• EXERCISE OBJECTIVE:
Among the following entries, count the lines that contain "plain" and report only the result.

• Source data:
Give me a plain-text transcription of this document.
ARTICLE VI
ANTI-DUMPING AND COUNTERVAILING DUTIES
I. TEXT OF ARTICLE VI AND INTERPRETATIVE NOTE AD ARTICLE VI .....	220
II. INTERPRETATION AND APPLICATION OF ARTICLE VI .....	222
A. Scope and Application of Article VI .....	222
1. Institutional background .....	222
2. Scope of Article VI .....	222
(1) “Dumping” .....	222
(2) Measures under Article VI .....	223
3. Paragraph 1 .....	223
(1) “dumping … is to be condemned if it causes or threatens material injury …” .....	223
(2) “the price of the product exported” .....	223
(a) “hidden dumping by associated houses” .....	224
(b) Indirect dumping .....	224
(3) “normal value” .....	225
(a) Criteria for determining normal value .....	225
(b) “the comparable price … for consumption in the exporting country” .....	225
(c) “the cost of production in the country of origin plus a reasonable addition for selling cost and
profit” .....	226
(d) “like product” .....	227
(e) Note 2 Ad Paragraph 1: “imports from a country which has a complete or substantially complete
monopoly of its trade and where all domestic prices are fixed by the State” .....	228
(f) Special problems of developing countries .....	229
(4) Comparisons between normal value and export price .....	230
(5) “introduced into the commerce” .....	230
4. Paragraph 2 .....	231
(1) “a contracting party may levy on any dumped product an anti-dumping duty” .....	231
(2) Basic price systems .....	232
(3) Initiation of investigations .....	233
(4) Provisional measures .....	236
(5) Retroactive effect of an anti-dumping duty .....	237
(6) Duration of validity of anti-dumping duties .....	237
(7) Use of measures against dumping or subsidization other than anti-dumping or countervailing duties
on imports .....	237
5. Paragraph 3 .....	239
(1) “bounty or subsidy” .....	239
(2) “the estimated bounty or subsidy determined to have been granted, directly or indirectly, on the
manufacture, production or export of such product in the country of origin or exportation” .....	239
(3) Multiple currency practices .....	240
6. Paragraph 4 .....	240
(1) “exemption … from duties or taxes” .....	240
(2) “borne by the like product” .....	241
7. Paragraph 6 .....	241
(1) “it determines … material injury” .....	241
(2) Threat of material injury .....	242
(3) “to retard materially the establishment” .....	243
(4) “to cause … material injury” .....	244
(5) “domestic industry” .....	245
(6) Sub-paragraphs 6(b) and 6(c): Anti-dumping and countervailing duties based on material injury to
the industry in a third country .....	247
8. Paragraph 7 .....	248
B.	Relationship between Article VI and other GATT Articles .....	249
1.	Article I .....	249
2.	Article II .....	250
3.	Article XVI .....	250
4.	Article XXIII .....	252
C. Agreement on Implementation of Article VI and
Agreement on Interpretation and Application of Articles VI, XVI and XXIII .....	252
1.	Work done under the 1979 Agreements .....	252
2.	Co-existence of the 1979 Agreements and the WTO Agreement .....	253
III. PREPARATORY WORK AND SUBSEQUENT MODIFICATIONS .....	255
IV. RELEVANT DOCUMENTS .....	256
* * *
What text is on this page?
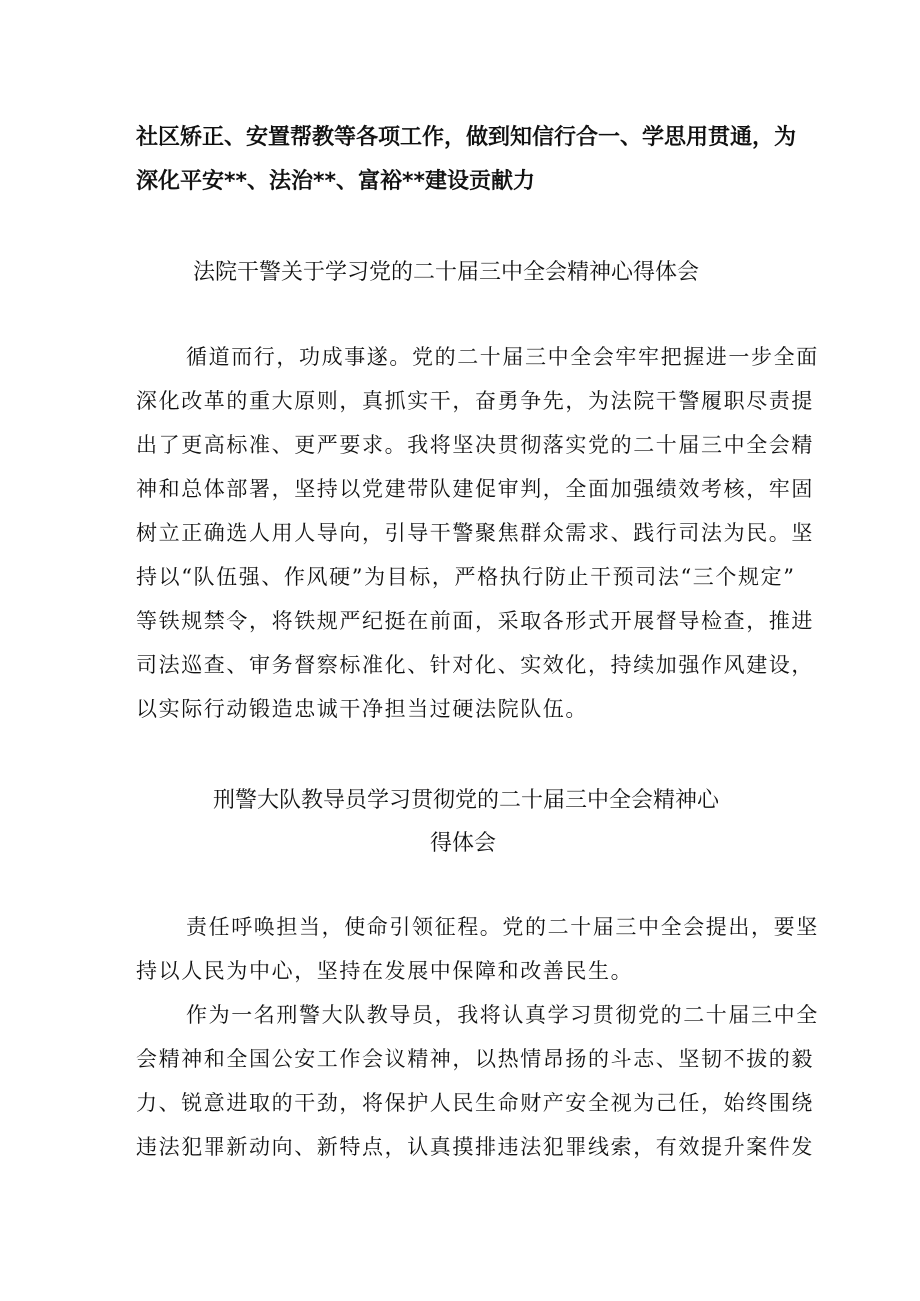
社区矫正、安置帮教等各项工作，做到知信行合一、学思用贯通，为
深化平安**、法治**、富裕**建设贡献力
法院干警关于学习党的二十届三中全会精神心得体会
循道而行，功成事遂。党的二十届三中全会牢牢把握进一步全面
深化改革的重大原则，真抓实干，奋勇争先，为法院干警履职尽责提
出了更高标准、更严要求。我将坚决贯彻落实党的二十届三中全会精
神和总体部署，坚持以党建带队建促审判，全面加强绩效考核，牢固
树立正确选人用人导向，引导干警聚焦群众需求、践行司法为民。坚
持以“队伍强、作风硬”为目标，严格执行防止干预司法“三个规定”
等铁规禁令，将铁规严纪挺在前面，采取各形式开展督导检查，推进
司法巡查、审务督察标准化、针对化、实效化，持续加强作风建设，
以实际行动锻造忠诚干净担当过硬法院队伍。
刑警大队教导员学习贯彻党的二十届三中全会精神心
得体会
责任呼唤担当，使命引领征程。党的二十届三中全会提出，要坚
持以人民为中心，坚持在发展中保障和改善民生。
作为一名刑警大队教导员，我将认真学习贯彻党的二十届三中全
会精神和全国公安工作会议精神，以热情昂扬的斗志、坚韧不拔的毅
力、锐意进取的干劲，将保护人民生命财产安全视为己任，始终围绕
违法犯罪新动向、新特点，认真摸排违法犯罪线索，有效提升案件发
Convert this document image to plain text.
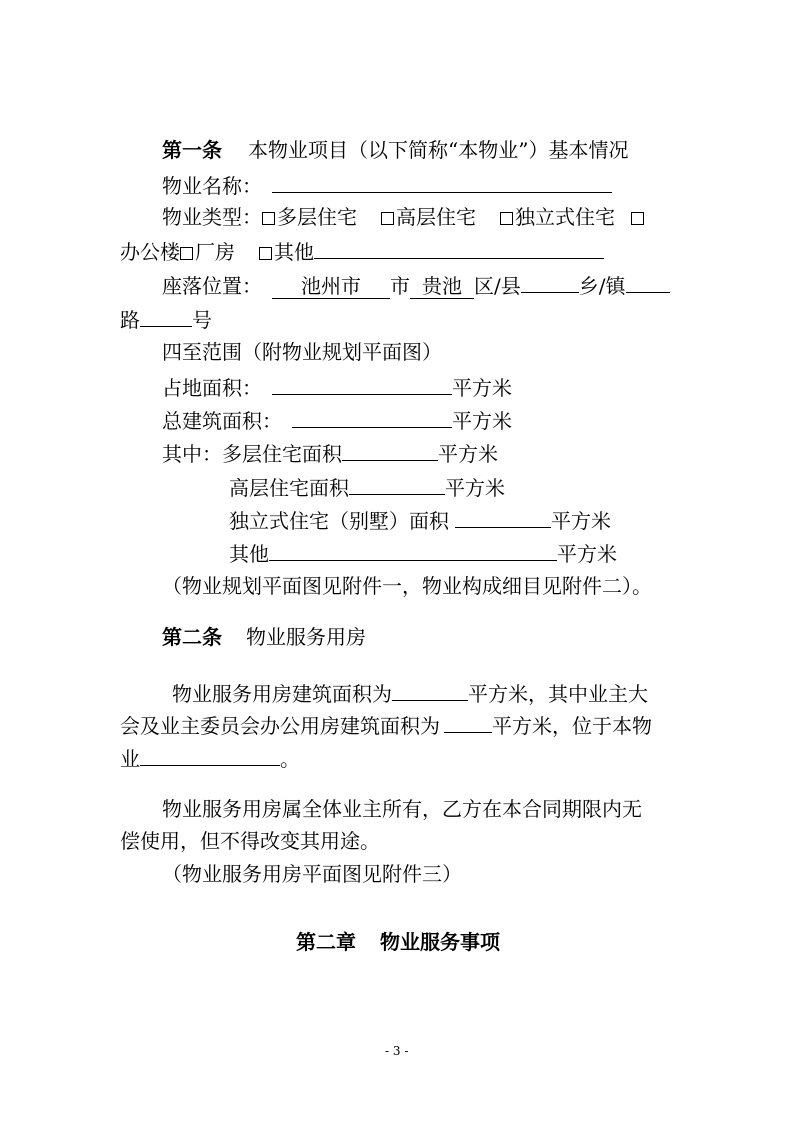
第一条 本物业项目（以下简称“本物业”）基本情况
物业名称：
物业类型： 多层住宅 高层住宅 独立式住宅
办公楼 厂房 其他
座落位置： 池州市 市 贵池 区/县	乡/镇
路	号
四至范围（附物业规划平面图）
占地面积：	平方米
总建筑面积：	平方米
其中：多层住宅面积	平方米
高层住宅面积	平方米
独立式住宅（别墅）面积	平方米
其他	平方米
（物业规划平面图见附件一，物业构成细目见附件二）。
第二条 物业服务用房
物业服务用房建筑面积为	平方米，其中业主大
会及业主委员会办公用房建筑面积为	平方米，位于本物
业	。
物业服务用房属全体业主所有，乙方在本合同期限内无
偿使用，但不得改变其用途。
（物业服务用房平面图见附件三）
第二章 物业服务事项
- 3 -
---
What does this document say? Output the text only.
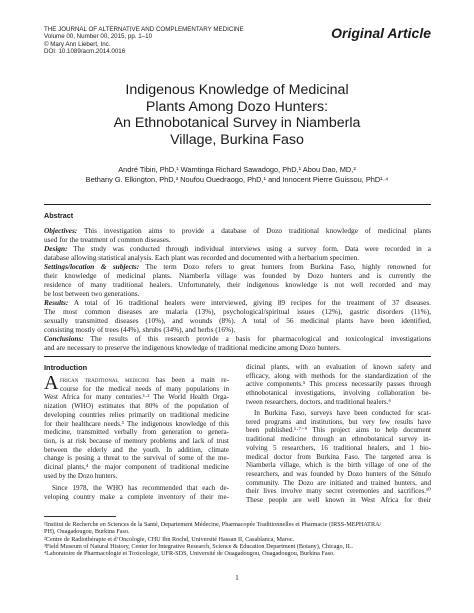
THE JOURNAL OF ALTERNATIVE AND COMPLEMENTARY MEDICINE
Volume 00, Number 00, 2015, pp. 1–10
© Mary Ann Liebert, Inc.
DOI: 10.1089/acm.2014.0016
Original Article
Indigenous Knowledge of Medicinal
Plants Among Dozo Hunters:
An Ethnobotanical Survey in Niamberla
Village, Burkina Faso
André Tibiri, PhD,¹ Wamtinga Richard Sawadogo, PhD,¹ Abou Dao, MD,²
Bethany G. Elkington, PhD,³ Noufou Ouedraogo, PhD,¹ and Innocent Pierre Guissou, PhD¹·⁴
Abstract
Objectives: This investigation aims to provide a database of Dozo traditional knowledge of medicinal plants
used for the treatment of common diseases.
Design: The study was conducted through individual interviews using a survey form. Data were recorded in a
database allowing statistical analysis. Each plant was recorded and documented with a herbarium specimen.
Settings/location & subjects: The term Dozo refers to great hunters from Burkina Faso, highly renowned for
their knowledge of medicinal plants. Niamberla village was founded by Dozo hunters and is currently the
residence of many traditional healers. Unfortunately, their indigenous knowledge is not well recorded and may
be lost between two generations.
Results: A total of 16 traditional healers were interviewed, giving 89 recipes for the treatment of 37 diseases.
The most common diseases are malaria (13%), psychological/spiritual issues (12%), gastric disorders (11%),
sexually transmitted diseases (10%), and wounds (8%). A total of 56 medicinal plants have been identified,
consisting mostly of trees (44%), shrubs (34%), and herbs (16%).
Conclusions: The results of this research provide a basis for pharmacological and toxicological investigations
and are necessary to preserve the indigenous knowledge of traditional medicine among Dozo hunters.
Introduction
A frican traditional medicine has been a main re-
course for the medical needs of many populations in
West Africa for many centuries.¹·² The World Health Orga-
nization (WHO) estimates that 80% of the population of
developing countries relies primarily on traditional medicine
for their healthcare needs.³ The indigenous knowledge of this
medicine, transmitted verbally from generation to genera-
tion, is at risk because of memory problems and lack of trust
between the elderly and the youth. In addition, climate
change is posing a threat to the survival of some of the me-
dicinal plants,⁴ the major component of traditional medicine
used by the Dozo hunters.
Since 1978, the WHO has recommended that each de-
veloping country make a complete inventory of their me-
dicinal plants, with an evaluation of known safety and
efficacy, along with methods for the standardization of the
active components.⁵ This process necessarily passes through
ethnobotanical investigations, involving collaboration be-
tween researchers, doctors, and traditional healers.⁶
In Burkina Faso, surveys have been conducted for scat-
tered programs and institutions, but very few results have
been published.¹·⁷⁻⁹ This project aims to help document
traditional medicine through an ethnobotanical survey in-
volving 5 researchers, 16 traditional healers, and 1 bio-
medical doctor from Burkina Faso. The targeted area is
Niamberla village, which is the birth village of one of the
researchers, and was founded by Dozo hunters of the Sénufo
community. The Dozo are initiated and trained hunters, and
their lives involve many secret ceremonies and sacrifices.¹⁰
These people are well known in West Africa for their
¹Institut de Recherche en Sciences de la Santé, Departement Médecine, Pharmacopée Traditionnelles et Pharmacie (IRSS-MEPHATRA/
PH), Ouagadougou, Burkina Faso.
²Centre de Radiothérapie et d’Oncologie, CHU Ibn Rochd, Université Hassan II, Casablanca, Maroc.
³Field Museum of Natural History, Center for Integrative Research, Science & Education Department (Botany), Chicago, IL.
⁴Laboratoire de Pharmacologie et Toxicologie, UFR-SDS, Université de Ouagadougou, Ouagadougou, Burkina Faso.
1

• ANSWER BELOW:
2